Exercise aim: Set down, in full, every record in the block.

^^^^

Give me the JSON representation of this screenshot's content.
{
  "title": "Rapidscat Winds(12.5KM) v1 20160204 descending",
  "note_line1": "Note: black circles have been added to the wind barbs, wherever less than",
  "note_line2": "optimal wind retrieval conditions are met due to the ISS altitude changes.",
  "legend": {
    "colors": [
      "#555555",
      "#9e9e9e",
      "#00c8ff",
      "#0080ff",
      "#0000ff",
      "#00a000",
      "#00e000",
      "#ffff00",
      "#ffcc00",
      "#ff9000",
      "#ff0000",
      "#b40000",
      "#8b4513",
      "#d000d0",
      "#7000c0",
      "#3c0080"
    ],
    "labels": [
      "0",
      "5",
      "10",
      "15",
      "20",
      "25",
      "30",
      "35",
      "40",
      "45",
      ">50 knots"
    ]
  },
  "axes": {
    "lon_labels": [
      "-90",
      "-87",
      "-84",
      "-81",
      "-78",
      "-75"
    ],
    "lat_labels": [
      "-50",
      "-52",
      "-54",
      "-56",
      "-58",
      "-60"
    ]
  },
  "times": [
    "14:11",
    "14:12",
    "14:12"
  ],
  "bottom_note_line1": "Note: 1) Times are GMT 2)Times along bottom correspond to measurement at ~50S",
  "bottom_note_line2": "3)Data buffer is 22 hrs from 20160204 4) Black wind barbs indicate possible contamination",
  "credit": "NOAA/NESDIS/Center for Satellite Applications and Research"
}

^^^^

Full response:
Give me the JSON representation of this screenshot's content.
{
  "title": "Rapidscat Winds(12.5KM) v1 20160204 descending",
  "note_line1": "Note: black circles have been added to the wind barbs, wherever less than",
  "note_line2": "optimal wind retrieval conditions are met due to the ISS altitude changes.",
  "legend": {
    "colors": [
      "#555555",
      "#9e9e9e",
      "#00c8ff",
      "#0080ff",
      "#0000ff",
      "#00a000",
      "#00e000",
      "#ffff00",
      "#ffcc00",
      "#ff9000",
      "#ff0000",
      "#b40000",
      "#8b4513",
      "#d000d0",
      "#7000c0",
      "#3c0080"
    ],
    "labels": [
      "0",
      "5",
      "10",
      "15",
      "20",
      "25",
      "30",
      "35",
      "40",
      "45",
      ">50 knots"
    ]
  },
  "axes": {
    "lon_labels": [
      "-90",
      "-87",
      "-84",
      "-81",
      "-78",
      "-75"
    ],
    "lat_labels": [
      "-50",
      "-52",
      "-54",
      "-56",
      "-58",
      "-60"
    ]
  },
  "times": [
    "14:11",
    "14:12",
    "14:12"
  ],
  "bottom_note_line1": "Note: 1) Times are GMT 2)Times along bottom correspond to measurement at ~50S",
  "bottom_note_line2": "3)Data buffer is 22 hrs from 20160204 4) Black wind barbs indicate possible contamination",
  "credit": "NOAA/NESDIS/Center for Satellite Applications and Research"
}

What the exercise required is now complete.